• **WHAT YOU NEED TO DO**
From the listing, collect all lines containing the word "rapport".

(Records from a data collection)
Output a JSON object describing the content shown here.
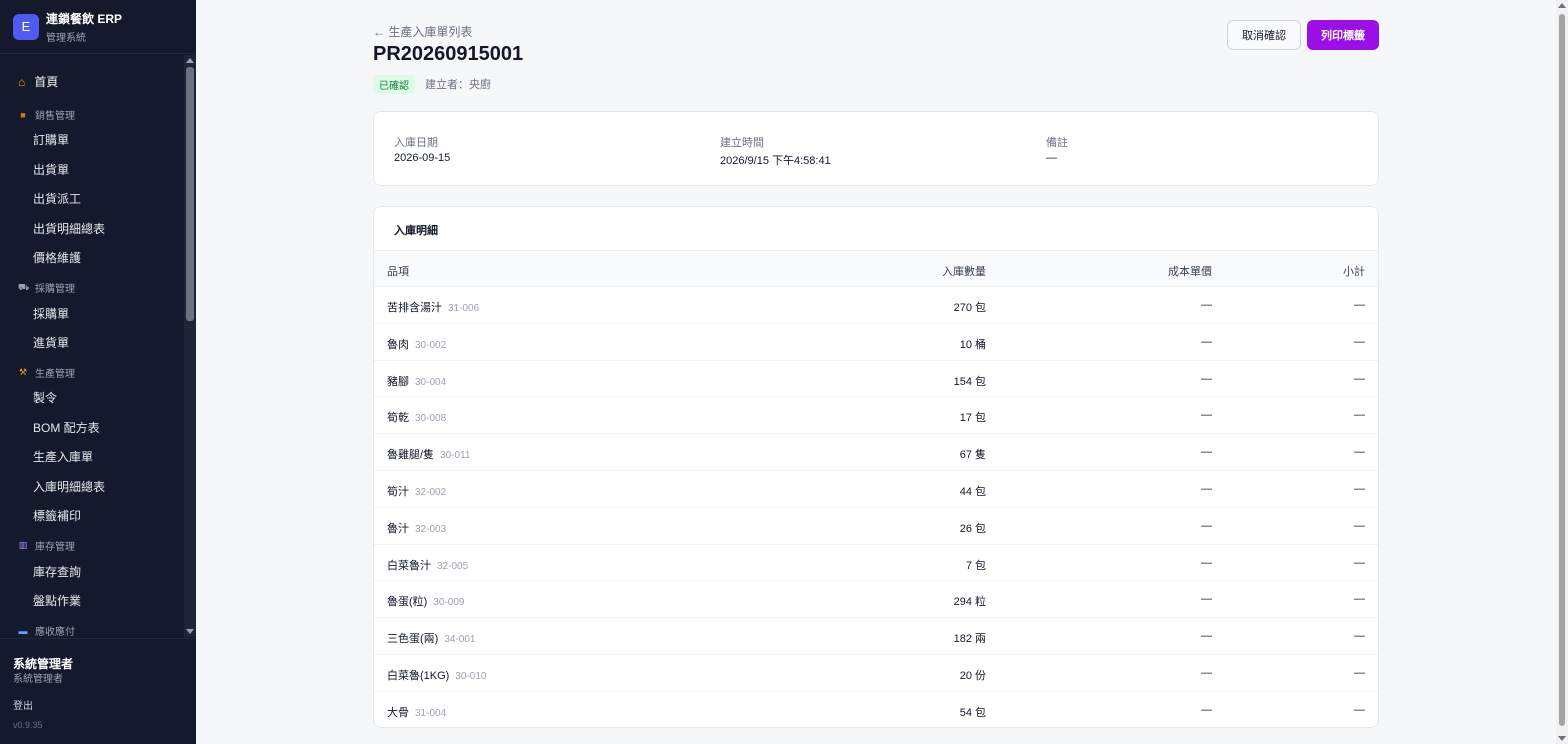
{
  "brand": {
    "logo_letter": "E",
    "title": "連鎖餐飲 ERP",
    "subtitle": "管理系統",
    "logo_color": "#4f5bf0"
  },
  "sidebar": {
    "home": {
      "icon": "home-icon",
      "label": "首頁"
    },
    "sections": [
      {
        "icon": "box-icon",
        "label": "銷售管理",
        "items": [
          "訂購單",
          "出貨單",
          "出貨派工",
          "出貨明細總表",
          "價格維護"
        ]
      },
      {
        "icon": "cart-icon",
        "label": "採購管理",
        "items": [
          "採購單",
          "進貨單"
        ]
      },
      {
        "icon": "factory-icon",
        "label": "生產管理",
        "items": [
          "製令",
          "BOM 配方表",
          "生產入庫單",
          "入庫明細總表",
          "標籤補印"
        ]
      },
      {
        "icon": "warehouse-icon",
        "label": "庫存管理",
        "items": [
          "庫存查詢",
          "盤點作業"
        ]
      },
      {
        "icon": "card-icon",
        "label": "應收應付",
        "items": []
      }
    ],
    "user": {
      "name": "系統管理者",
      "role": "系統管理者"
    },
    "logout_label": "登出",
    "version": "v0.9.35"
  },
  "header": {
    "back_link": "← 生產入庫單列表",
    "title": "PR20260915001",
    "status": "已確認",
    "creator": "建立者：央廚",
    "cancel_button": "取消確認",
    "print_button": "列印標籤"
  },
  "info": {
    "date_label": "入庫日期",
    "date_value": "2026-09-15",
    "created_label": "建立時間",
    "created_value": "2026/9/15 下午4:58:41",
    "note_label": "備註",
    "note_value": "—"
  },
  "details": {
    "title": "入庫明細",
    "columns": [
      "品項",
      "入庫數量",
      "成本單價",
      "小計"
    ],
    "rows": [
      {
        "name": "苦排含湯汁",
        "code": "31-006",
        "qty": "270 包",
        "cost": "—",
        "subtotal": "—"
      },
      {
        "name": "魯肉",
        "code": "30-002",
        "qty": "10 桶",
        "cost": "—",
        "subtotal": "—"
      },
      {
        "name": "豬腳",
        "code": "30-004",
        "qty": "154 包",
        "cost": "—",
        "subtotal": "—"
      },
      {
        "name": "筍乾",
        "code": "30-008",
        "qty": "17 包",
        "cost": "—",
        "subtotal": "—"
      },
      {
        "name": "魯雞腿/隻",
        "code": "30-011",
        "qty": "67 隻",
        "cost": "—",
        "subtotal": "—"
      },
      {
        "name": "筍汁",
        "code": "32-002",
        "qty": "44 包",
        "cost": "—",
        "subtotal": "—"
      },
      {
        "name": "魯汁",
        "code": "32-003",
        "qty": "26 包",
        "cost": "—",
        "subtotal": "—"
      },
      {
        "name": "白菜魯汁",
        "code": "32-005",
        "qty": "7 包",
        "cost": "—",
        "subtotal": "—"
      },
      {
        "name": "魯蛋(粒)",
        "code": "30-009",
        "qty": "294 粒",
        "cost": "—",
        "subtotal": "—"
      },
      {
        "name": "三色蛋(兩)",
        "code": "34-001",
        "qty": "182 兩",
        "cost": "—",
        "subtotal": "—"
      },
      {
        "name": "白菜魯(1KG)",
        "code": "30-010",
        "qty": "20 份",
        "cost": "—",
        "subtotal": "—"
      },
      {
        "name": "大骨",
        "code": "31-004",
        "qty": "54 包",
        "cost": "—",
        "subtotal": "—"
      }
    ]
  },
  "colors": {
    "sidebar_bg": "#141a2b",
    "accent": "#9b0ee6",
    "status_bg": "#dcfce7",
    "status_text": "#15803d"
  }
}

==

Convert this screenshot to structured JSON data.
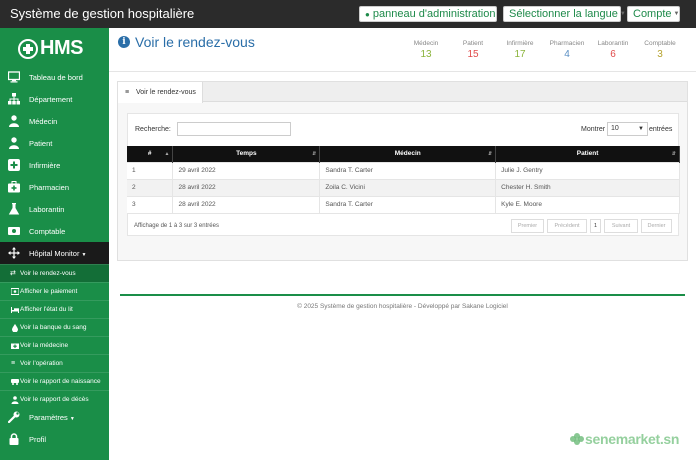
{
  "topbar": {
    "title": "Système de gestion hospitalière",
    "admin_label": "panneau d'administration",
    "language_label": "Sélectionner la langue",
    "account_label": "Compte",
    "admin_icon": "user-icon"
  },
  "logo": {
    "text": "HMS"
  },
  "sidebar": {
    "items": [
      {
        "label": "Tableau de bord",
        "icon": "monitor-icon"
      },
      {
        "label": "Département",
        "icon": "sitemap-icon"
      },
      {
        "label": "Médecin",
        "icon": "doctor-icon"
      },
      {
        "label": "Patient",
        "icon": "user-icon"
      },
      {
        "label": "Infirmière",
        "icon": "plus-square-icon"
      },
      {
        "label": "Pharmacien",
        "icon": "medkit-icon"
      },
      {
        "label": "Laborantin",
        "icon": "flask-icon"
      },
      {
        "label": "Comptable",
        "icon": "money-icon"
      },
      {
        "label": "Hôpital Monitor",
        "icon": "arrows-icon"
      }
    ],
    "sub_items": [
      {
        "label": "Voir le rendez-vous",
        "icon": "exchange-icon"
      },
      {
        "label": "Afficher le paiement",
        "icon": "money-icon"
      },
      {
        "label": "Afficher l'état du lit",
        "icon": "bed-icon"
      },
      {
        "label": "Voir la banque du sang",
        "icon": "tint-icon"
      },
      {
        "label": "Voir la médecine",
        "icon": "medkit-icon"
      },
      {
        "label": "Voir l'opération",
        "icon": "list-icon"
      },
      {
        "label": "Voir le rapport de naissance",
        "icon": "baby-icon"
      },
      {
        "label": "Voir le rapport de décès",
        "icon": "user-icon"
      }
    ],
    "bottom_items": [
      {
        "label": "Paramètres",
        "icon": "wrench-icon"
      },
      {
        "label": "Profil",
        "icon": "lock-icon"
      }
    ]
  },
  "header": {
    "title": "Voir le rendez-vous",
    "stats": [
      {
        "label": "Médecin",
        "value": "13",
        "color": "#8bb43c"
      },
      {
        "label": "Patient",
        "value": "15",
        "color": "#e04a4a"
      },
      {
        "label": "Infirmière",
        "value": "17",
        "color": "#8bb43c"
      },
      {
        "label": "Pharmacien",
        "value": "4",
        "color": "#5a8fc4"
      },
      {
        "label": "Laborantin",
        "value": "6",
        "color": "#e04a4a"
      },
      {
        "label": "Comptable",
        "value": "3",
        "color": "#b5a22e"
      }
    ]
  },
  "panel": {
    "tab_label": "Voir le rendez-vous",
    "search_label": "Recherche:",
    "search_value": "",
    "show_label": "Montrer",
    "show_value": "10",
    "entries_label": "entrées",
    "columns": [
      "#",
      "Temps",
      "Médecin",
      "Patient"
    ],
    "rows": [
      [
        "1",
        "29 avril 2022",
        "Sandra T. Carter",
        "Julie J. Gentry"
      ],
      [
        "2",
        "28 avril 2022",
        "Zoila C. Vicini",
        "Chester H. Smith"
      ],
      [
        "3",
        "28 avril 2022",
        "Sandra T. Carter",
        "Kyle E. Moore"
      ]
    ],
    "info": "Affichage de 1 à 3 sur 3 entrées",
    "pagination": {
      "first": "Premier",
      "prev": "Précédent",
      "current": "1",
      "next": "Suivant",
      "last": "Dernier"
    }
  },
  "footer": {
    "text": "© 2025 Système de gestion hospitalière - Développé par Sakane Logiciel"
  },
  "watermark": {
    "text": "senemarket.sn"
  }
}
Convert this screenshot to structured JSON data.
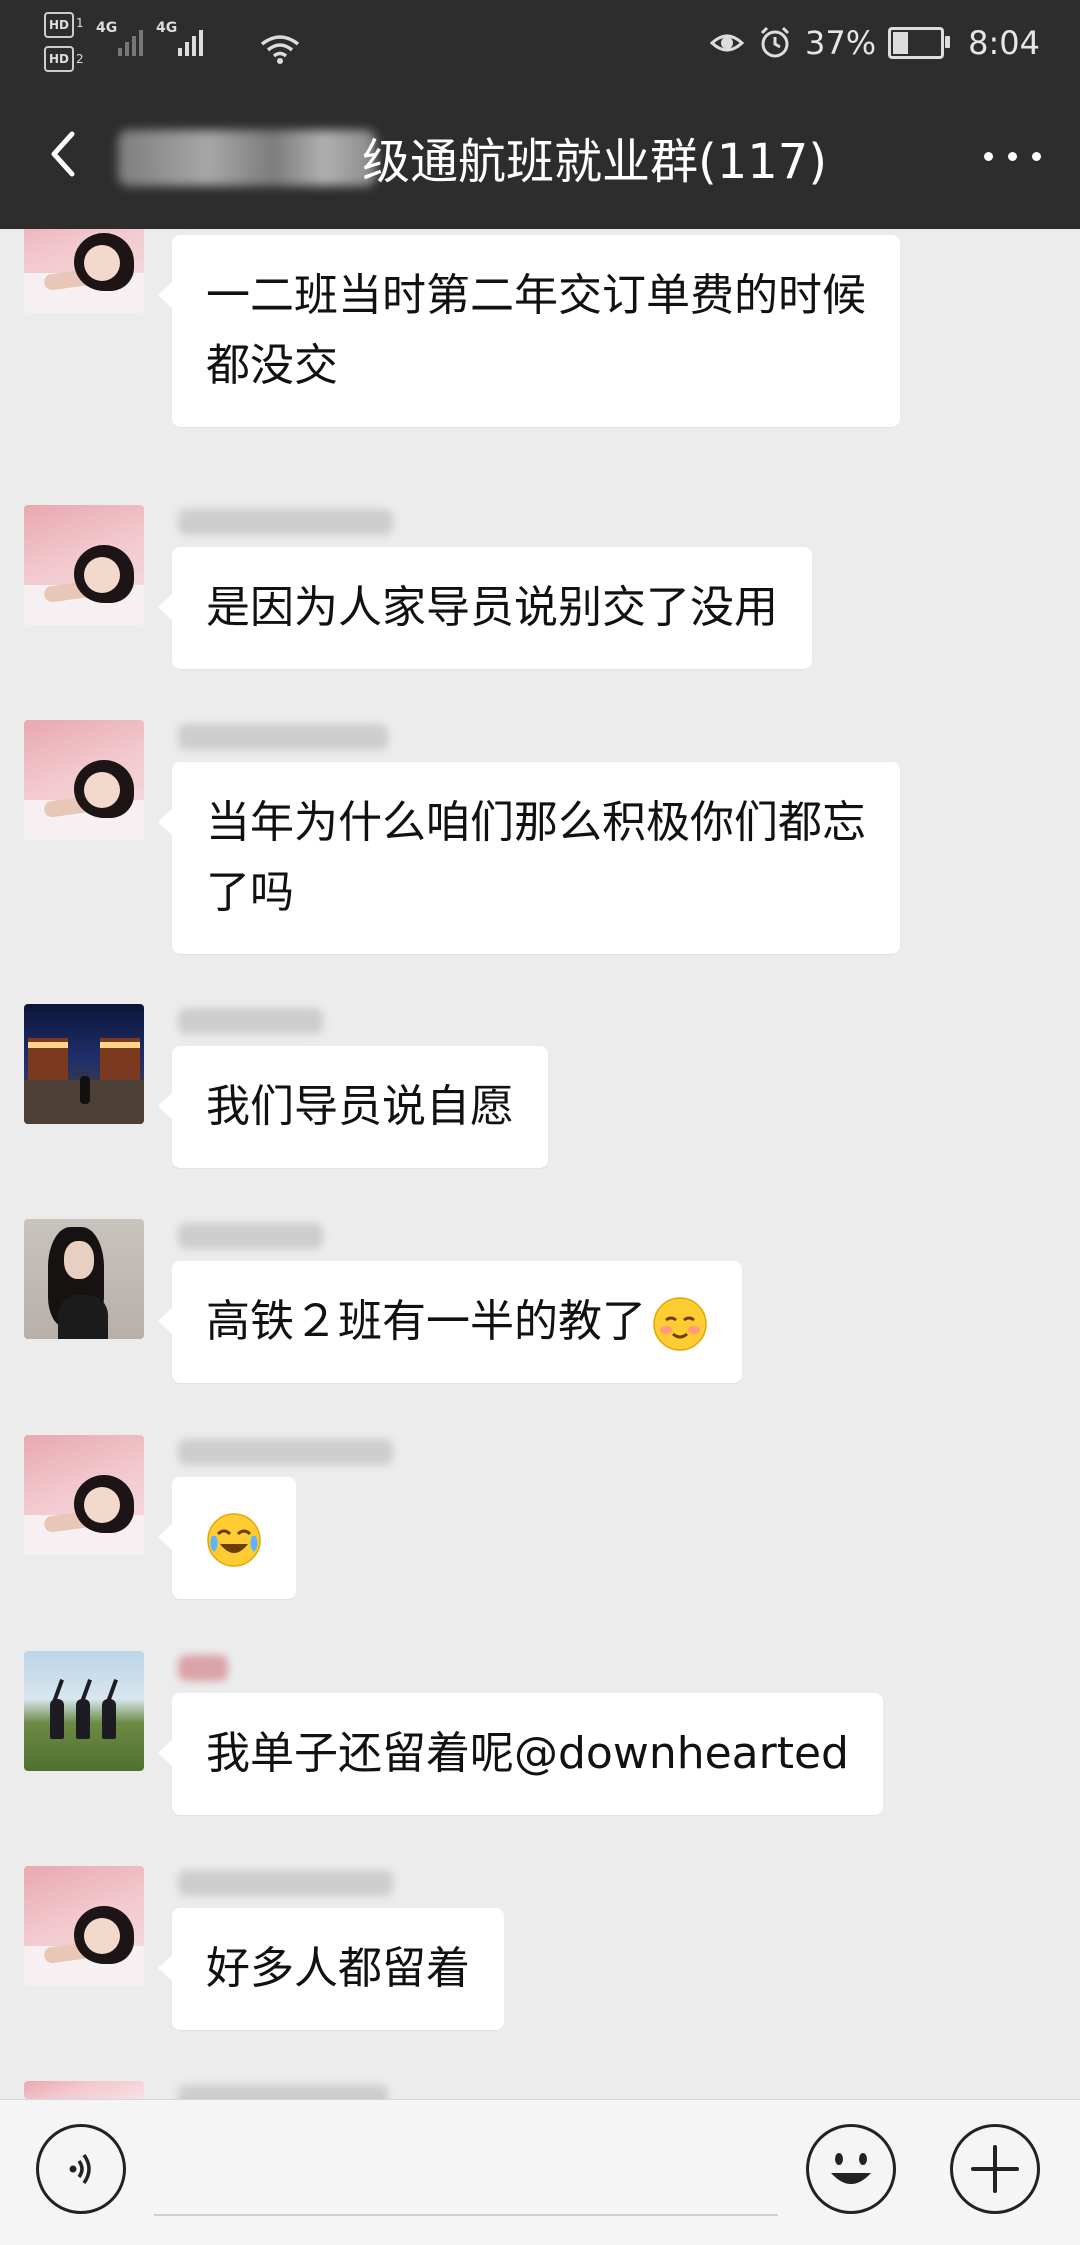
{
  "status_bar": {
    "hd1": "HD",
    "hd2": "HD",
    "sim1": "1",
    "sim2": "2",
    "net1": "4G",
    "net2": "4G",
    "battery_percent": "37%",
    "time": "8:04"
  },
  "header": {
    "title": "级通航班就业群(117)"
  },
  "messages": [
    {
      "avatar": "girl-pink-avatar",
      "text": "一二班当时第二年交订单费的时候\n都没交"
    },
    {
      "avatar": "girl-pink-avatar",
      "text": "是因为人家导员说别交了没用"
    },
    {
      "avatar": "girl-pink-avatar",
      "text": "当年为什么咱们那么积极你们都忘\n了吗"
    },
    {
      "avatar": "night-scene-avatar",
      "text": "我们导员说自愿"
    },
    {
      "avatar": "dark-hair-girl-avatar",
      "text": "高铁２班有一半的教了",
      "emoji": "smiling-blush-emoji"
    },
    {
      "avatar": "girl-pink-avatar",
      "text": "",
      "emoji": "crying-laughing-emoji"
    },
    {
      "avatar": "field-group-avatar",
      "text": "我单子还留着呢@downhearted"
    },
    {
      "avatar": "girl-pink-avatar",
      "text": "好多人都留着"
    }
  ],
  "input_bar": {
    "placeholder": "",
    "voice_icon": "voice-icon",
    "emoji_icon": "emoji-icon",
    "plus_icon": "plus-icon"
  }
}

• **EXERCISE OUTPUT**
        "label": "Voir le rapport de naissance",
        "label": "Voir le rapport de décès",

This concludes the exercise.